(The problem): Say how many lines of the material below contain the word "JSON", with no other words.

(Data section):
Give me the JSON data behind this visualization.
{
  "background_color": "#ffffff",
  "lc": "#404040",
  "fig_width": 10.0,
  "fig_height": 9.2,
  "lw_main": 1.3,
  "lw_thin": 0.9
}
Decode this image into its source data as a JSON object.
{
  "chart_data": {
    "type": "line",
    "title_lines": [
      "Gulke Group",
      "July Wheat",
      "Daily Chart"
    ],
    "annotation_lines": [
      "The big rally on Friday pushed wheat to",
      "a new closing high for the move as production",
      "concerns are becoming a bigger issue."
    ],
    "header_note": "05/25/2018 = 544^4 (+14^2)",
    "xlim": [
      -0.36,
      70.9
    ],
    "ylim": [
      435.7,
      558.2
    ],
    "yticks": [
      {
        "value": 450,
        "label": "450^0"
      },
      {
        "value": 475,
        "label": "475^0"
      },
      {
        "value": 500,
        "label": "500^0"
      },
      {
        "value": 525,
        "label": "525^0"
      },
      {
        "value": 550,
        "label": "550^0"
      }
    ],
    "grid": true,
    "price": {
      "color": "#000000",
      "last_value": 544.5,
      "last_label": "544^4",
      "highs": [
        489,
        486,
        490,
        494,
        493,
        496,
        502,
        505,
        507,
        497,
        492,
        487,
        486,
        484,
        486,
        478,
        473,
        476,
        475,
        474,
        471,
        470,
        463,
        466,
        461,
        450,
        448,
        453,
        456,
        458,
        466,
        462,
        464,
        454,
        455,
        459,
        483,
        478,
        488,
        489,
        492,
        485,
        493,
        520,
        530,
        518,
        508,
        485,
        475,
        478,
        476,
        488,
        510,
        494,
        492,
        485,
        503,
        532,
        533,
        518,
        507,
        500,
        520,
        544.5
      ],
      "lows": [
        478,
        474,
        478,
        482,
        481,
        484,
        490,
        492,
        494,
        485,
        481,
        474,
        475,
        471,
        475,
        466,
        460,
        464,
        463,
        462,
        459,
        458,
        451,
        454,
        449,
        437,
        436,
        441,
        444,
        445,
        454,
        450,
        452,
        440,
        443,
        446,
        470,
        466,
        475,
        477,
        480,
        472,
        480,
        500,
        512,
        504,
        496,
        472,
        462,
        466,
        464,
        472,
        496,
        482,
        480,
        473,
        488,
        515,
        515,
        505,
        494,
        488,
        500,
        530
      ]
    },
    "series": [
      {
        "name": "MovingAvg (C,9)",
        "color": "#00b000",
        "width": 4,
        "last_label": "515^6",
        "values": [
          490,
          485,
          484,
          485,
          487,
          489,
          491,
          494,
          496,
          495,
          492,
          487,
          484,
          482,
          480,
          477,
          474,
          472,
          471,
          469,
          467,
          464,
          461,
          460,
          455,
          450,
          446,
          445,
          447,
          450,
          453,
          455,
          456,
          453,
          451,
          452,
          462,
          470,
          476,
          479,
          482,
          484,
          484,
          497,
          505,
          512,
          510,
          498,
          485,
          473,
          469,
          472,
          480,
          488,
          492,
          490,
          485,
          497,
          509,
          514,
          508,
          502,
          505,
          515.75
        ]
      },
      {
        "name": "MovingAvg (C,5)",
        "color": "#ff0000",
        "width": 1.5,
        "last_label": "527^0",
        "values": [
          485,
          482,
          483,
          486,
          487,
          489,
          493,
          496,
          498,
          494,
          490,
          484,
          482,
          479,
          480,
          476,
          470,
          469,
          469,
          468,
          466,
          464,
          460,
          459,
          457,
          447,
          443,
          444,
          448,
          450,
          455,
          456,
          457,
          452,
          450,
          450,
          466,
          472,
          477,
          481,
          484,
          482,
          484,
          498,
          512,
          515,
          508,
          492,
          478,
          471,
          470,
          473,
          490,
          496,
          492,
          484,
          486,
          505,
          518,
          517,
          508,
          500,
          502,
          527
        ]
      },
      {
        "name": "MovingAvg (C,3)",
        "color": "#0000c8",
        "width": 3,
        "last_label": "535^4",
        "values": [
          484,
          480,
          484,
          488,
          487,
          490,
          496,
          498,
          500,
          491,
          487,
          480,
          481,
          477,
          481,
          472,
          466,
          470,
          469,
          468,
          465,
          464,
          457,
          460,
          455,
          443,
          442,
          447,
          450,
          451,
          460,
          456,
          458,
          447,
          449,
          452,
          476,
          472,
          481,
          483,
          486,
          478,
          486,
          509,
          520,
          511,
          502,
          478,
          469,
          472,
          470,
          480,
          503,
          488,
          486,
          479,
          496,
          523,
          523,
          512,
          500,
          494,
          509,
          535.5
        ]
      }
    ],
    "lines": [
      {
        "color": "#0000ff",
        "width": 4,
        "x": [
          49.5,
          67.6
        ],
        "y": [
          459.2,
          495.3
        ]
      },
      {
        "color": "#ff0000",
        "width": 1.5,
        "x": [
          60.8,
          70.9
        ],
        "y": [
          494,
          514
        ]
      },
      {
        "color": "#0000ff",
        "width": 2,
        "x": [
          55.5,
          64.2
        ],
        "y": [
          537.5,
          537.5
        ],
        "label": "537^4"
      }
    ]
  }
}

(Response to the exercise): 2